Entries taken from a collection:

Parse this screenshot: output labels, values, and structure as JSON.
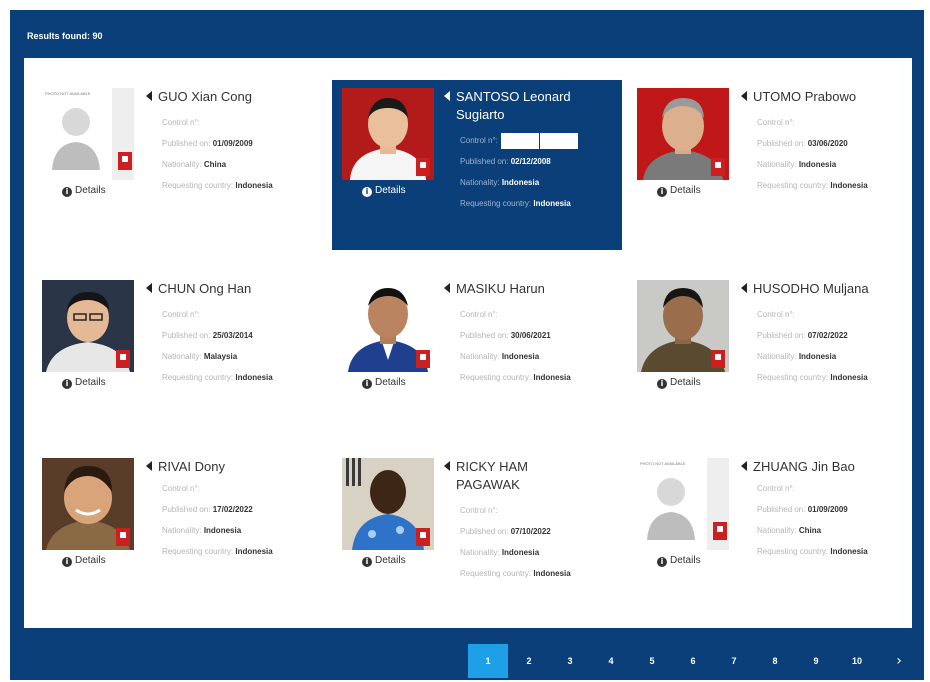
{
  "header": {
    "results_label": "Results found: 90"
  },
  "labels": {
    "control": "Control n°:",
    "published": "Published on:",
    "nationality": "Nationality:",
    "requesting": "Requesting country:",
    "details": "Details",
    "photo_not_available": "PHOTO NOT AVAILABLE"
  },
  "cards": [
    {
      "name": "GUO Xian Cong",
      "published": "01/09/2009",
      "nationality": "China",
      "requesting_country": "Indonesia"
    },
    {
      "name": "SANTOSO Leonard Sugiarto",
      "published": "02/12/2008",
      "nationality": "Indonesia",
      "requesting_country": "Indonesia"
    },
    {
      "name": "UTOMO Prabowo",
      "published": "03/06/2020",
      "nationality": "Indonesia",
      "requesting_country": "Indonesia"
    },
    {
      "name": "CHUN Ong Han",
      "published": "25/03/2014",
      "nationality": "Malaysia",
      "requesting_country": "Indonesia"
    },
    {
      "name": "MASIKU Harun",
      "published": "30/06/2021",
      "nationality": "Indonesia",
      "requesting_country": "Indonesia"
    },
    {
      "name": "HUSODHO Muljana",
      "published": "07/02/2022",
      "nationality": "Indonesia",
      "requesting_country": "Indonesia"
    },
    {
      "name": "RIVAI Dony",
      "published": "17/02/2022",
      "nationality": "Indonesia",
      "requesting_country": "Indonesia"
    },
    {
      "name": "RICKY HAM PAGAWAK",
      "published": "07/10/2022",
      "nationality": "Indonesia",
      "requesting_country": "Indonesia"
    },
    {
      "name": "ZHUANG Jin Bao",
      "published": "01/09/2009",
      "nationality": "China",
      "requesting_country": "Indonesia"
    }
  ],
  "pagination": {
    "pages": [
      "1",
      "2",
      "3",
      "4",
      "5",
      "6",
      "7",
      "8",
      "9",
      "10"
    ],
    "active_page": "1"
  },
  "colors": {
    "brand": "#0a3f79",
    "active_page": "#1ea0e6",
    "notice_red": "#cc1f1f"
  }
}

### Exercise details:
Using the material above, set down every line exactly, but skip the pictures.

### Solution to this exercise:
Parse this screenshot: output labels, values, and structure as JSON.
{
  "header": {
    "results_label": "Results found: 90"
  },
  "labels": {
    "control": "Control n°:",
    "published": "Published on:",
    "nationality": "Nationality:",
    "requesting": "Requesting country:",
    "details": "Details",
    "photo_not_available": "PHOTO NOT AVAILABLE"
  },
  "cards": [
    {
      "name": "GUO Xian Cong",
      "published": "01/09/2009",
      "nationality": "China",
      "requesting_country": "Indonesia"
    },
    {
      "name": "SANTOSO Leonard Sugiarto",
      "published": "02/12/2008",
      "nationality": "Indonesia",
      "requesting_country": "Indonesia"
    },
    {
      "name": "UTOMO Prabowo",
      "published": "03/06/2020",
      "nationality": "Indonesia",
      "requesting_country": "Indonesia"
    },
    {
      "name": "CHUN Ong Han",
      "published": "25/03/2014",
      "nationality": "Malaysia",
      "requesting_country": "Indonesia"
    },
    {
      "name": "MASIKU Harun",
      "published": "30/06/2021",
      "nationality": "Indonesia",
      "requesting_country": "Indonesia"
    },
    {
      "name": "HUSODHO Muljana",
      "published": "07/02/2022",
      "nationality": "Indonesia",
      "requesting_country": "Indonesia"
    },
    {
      "name": "RIVAI Dony",
      "published": "17/02/2022",
      "nationality": "Indonesia",
      "requesting_country": "Indonesia"
    },
    {
      "name": "RICKY HAM PAGAWAK",
      "published": "07/10/2022",
      "nationality": "Indonesia",
      "requesting_country": "Indonesia"
    },
    {
      "name": "ZHUANG Jin Bao",
      "published": "01/09/2009",
      "nationality": "China",
      "requesting_country": "Indonesia"
    }
  ],
  "pagination": {
    "pages": [
      "1",
      "2",
      "3",
      "4",
      "5",
      "6",
      "7",
      "8",
      "9",
      "10"
    ],
    "active_page": "1"
  },
  "colors": {
    "brand": "#0a3f79",
    "active_page": "#1ea0e6",
    "notice_red": "#cc1f1f"
  }
}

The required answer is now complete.